Data entries for graphics:

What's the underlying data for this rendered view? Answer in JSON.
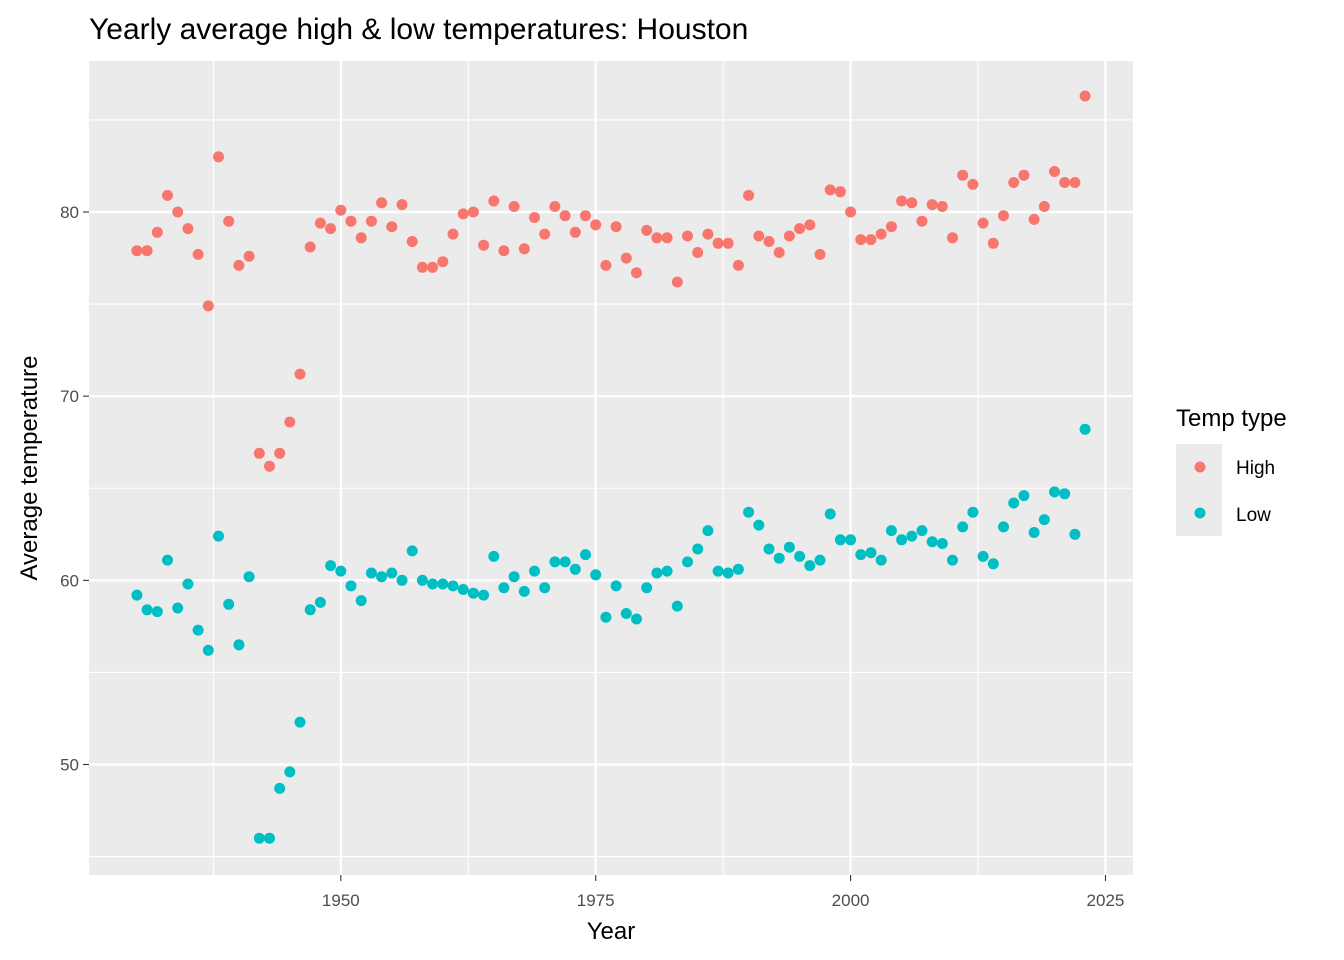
{
  "chart_data": {
    "type": "scatter",
    "title": "Yearly average high & low temperatures: Houston",
    "xlabel": "Year",
    "ylabel": "Average temperature",
    "xlim": [
      1925.3,
      2027.7
    ],
    "ylim": [
      44.0,
      88.2
    ],
    "x_ticks": [
      1950,
      1975,
      2000,
      2025
    ],
    "y_ticks": [
      50,
      60,
      70,
      80
    ],
    "grid": true,
    "legend": {
      "title": "Temp type",
      "position": "right"
    },
    "series": [
      {
        "name": "High",
        "color": "#F8766D",
        "points": [
          [
            1930,
            77.9
          ],
          [
            1931,
            77.9
          ],
          [
            1932,
            78.9
          ],
          [
            1933,
            80.9
          ],
          [
            1934,
            80.0
          ],
          [
            1935,
            79.1
          ],
          [
            1936,
            77.7
          ],
          [
            1937,
            74.9
          ],
          [
            1938,
            83.0
          ],
          [
            1939,
            79.5
          ],
          [
            1940,
            77.1
          ],
          [
            1941,
            77.6
          ],
          [
            1942,
            66.9
          ],
          [
            1943,
            66.2
          ],
          [
            1944,
            66.9
          ],
          [
            1945,
            68.6
          ],
          [
            1946,
            71.2
          ],
          [
            1947,
            78.1
          ],
          [
            1948,
            79.4
          ],
          [
            1949,
            79.1
          ],
          [
            1950,
            80.1
          ],
          [
            1951,
            79.5
          ],
          [
            1952,
            78.6
          ],
          [
            1953,
            79.5
          ],
          [
            1954,
            80.5
          ],
          [
            1955,
            79.2
          ],
          [
            1956,
            80.4
          ],
          [
            1957,
            78.4
          ],
          [
            1958,
            77.0
          ],
          [
            1959,
            77.0
          ],
          [
            1960,
            77.3
          ],
          [
            1961,
            78.8
          ],
          [
            1962,
            79.9
          ],
          [
            1963,
            80.0
          ],
          [
            1964,
            78.2
          ],
          [
            1965,
            80.6
          ],
          [
            1966,
            77.9
          ],
          [
            1967,
            80.3
          ],
          [
            1968,
            78.0
          ],
          [
            1969,
            79.7
          ],
          [
            1970,
            78.8
          ],
          [
            1971,
            80.3
          ],
          [
            1972,
            79.8
          ],
          [
            1973,
            78.9
          ],
          [
            1974,
            79.8
          ],
          [
            1975,
            79.3
          ],
          [
            1976,
            77.1
          ],
          [
            1977,
            79.2
          ],
          [
            1978,
            77.5
          ],
          [
            1979,
            76.7
          ],
          [
            1980,
            79.0
          ],
          [
            1981,
            78.6
          ],
          [
            1982,
            78.6
          ],
          [
            1983,
            76.2
          ],
          [
            1984,
            78.7
          ],
          [
            1985,
            77.8
          ],
          [
            1986,
            78.8
          ],
          [
            1987,
            78.3
          ],
          [
            1988,
            78.3
          ],
          [
            1989,
            77.1
          ],
          [
            1990,
            80.9
          ],
          [
            1991,
            78.7
          ],
          [
            1992,
            78.4
          ],
          [
            1993,
            77.8
          ],
          [
            1994,
            78.7
          ],
          [
            1995,
            79.1
          ],
          [
            1996,
            79.3
          ],
          [
            1997,
            77.7
          ],
          [
            1998,
            81.2
          ],
          [
            1999,
            81.1
          ],
          [
            2000,
            80.0
          ],
          [
            2001,
            78.5
          ],
          [
            2002,
            78.5
          ],
          [
            2003,
            78.8
          ],
          [
            2004,
            79.2
          ],
          [
            2005,
            80.6
          ],
          [
            2006,
            80.5
          ],
          [
            2007,
            79.5
          ],
          [
            2008,
            80.4
          ],
          [
            2009,
            80.3
          ],
          [
            2010,
            78.6
          ],
          [
            2011,
            82.0
          ],
          [
            2012,
            81.5
          ],
          [
            2013,
            79.4
          ],
          [
            2014,
            78.3
          ],
          [
            2015,
            79.8
          ],
          [
            2016,
            81.6
          ],
          [
            2017,
            82.0
          ],
          [
            2018,
            79.6
          ],
          [
            2019,
            80.3
          ],
          [
            2020,
            82.2
          ],
          [
            2021,
            81.6
          ],
          [
            2022,
            81.6
          ],
          [
            2023,
            86.3
          ]
        ]
      },
      {
        "name": "Low",
        "color": "#00BFC4",
        "points": [
          [
            1930,
            59.2
          ],
          [
            1931,
            58.4
          ],
          [
            1932,
            58.3
          ],
          [
            1933,
            61.1
          ],
          [
            1934,
            58.5
          ],
          [
            1935,
            59.8
          ],
          [
            1936,
            57.3
          ],
          [
            1937,
            56.2
          ],
          [
            1938,
            62.4
          ],
          [
            1939,
            58.7
          ],
          [
            1940,
            56.5
          ],
          [
            1941,
            60.2
          ],
          [
            1942,
            46.0
          ],
          [
            1943,
            46.0
          ],
          [
            1944,
            48.7
          ],
          [
            1945,
            49.6
          ],
          [
            1946,
            52.3
          ],
          [
            1947,
            58.4
          ],
          [
            1948,
            58.8
          ],
          [
            1949,
            60.8
          ],
          [
            1950,
            60.5
          ],
          [
            1951,
            59.7
          ],
          [
            1952,
            58.9
          ],
          [
            1953,
            60.4
          ],
          [
            1954,
            60.2
          ],
          [
            1955,
            60.4
          ],
          [
            1956,
            60.0
          ],
          [
            1957,
            61.6
          ],
          [
            1958,
            60.0
          ],
          [
            1959,
            59.8
          ],
          [
            1960,
            59.8
          ],
          [
            1961,
            59.7
          ],
          [
            1962,
            59.5
          ],
          [
            1963,
            59.3
          ],
          [
            1964,
            59.2
          ],
          [
            1965,
            61.3
          ],
          [
            1966,
            59.6
          ],
          [
            1967,
            60.2
          ],
          [
            1968,
            59.4
          ],
          [
            1969,
            60.5
          ],
          [
            1970,
            59.6
          ],
          [
            1971,
            61.0
          ],
          [
            1972,
            61.0
          ],
          [
            1973,
            60.6
          ],
          [
            1974,
            61.4
          ],
          [
            1975,
            60.3
          ],
          [
            1976,
            58.0
          ],
          [
            1977,
            59.7
          ],
          [
            1978,
            58.2
          ],
          [
            1979,
            57.9
          ],
          [
            1980,
            59.6
          ],
          [
            1981,
            60.4
          ],
          [
            1982,
            60.5
          ],
          [
            1983,
            58.6
          ],
          [
            1984,
            61.0
          ],
          [
            1985,
            61.7
          ],
          [
            1986,
            62.7
          ],
          [
            1987,
            60.5
          ],
          [
            1988,
            60.4
          ],
          [
            1989,
            60.6
          ],
          [
            1990,
            63.7
          ],
          [
            1991,
            63.0
          ],
          [
            1992,
            61.7
          ],
          [
            1993,
            61.2
          ],
          [
            1994,
            61.8
          ],
          [
            1995,
            61.3
          ],
          [
            1996,
            60.8
          ],
          [
            1997,
            61.1
          ],
          [
            1998,
            63.6
          ],
          [
            1999,
            62.2
          ],
          [
            2000,
            62.2
          ],
          [
            2001,
            61.4
          ],
          [
            2002,
            61.5
          ],
          [
            2003,
            61.1
          ],
          [
            2004,
            62.7
          ],
          [
            2005,
            62.2
          ],
          [
            2006,
            62.4
          ],
          [
            2007,
            62.7
          ],
          [
            2008,
            62.1
          ],
          [
            2009,
            62.0
          ],
          [
            2010,
            61.1
          ],
          [
            2011,
            62.9
          ],
          [
            2012,
            63.7
          ],
          [
            2013,
            61.3
          ],
          [
            2014,
            60.9
          ],
          [
            2015,
            62.9
          ],
          [
            2016,
            64.2
          ],
          [
            2017,
            64.6
          ],
          [
            2018,
            62.6
          ],
          [
            2019,
            63.3
          ],
          [
            2020,
            64.8
          ],
          [
            2021,
            64.7
          ],
          [
            2022,
            62.5
          ],
          [
            2023,
            68.2
          ]
        ]
      }
    ]
  }
}
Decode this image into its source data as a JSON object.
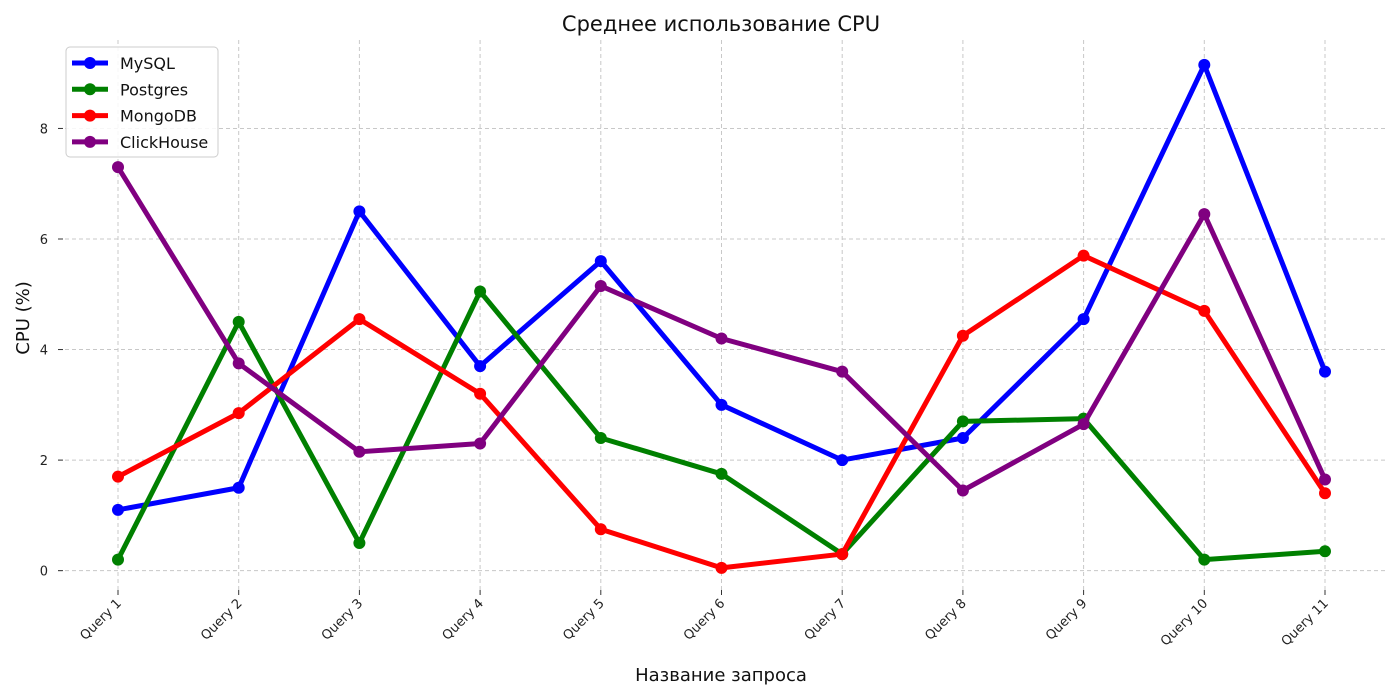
{
  "chart_data": {
    "type": "line",
    "title": "Среднее использование CPU",
    "xlabel": "Название запроса",
    "ylabel": "CPU (%)",
    "categories": [
      "Query 1",
      "Query 2",
      "Query 3",
      "Query 4",
      "Query 5",
      "Query 6",
      "Query 7",
      "Query 8",
      "Query 9",
      "Query 10",
      "Query 11"
    ],
    "ylim": [
      -0.35,
      9.6
    ],
    "yticks": [
      0,
      2,
      4,
      6,
      8
    ],
    "grid": true,
    "legend_position": "top-left",
    "series": [
      {
        "name": "MySQL",
        "color": "#0000ff",
        "values": [
          1.1,
          1.5,
          6.5,
          3.7,
          5.6,
          3.0,
          2.0,
          2.4,
          4.55,
          9.15,
          3.6
        ]
      },
      {
        "name": "Postgres",
        "color": "#008000",
        "values": [
          0.2,
          4.5,
          0.5,
          5.05,
          2.4,
          1.75,
          0.3,
          2.7,
          2.75,
          0.2,
          0.35
        ]
      },
      {
        "name": "MongoDB",
        "color": "#ff0000",
        "values": [
          1.7,
          2.85,
          4.55,
          3.2,
          0.75,
          0.05,
          0.3,
          4.25,
          5.7,
          4.7,
          1.4
        ]
      },
      {
        "name": "ClickHouse",
        "color": "#800080",
        "values": [
          7.3,
          3.75,
          2.15,
          2.3,
          5.15,
          4.2,
          3.6,
          1.45,
          2.65,
          6.45,
          1.65
        ]
      }
    ]
  }
}
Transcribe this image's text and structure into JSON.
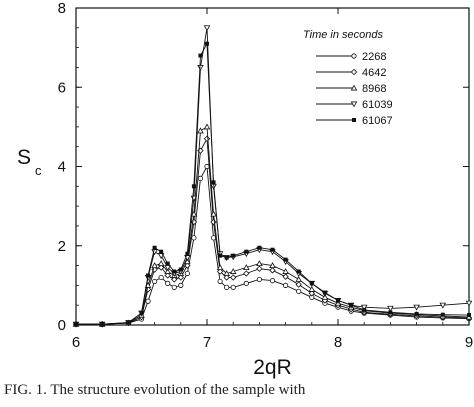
{
  "caption": "FIG. 1.   The structure evolution of the sample with",
  "chart_data": {
    "type": "line",
    "xlabel": "2qR",
    "ylabel_main": "S",
    "ylabel_sub": "c",
    "xlim": [
      6,
      9
    ],
    "ylim": [
      0,
      8
    ],
    "xticks": [
      6,
      7,
      8,
      9
    ],
    "yticks": [
      0,
      2,
      4,
      6,
      8
    ],
    "grid": false,
    "legend": {
      "title": "Time in seconds",
      "placement": "top-right"
    },
    "x": [
      6.0,
      6.2,
      6.4,
      6.5,
      6.55,
      6.6,
      6.65,
      6.7,
      6.75,
      6.8,
      6.85,
      6.9,
      6.95,
      7.0,
      7.05,
      7.1,
      7.15,
      7.2,
      7.3,
      7.4,
      7.5,
      7.6,
      7.7,
      7.8,
      7.9,
      8.0,
      8.1,
      8.2,
      8.4,
      8.6,
      8.8,
      9.0
    ],
    "series": [
      {
        "name": "2268",
        "marker": "circle",
        "values": [
          0.02,
          0.02,
          0.05,
          0.15,
          0.6,
          1.1,
          1.2,
          1.05,
          0.95,
          1.0,
          1.3,
          2.2,
          3.7,
          4.0,
          2.2,
          1.1,
          0.95,
          0.95,
          1.05,
          1.15,
          1.12,
          1.0,
          0.85,
          0.7,
          0.55,
          0.45,
          0.35,
          0.3,
          0.25,
          0.2,
          0.18,
          0.16
        ]
      },
      {
        "name": "4642",
        "marker": "diamond",
        "values": [
          0.02,
          0.02,
          0.05,
          0.2,
          0.9,
          1.4,
          1.45,
          1.25,
          1.15,
          1.2,
          1.5,
          2.6,
          4.4,
          4.7,
          2.6,
          1.35,
          1.2,
          1.2,
          1.3,
          1.42,
          1.38,
          1.22,
          1.02,
          0.8,
          0.62,
          0.5,
          0.4,
          0.32,
          0.27,
          0.23,
          0.2,
          0.18
        ]
      },
      {
        "name": "8968",
        "marker": "triangle-up",
        "values": [
          0.02,
          0.02,
          0.05,
          0.25,
          1.0,
          1.5,
          1.55,
          1.35,
          1.25,
          1.3,
          1.6,
          2.8,
          4.9,
          5.0,
          2.8,
          1.45,
          1.3,
          1.35,
          1.45,
          1.55,
          1.5,
          1.35,
          1.15,
          0.9,
          0.7,
          0.55,
          0.45,
          0.36,
          0.3,
          0.26,
          0.23,
          0.2
        ]
      },
      {
        "name": "61039",
        "marker": "triangle-down",
        "values": [
          0.02,
          0.02,
          0.06,
          0.3,
          1.2,
          1.85,
          1.75,
          1.45,
          1.3,
          1.35,
          1.7,
          3.2,
          6.5,
          7.5,
          3.5,
          1.8,
          1.7,
          1.72,
          1.8,
          1.9,
          1.85,
          1.6,
          1.3,
          1.05,
          0.8,
          0.62,
          0.5,
          0.45,
          0.42,
          0.45,
          0.5,
          0.55
        ]
      },
      {
        "name": "61067",
        "marker": "square-filled",
        "values": [
          0.02,
          0.02,
          0.06,
          0.3,
          1.25,
          1.95,
          1.85,
          1.55,
          1.35,
          1.4,
          1.8,
          3.5,
          6.8,
          7.1,
          3.6,
          1.75,
          1.7,
          1.75,
          1.85,
          1.95,
          1.9,
          1.65,
          1.35,
          1.05,
          0.82,
          0.62,
          0.5,
          0.38,
          0.32,
          0.28,
          0.26,
          0.25
        ]
      }
    ]
  }
}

THE TASK
Pick out lines containing the word "image", each one as written.

FULL ANSWER
Decode this image into its source data as a JSON object.
Transcribe this image's text and structure into JSON.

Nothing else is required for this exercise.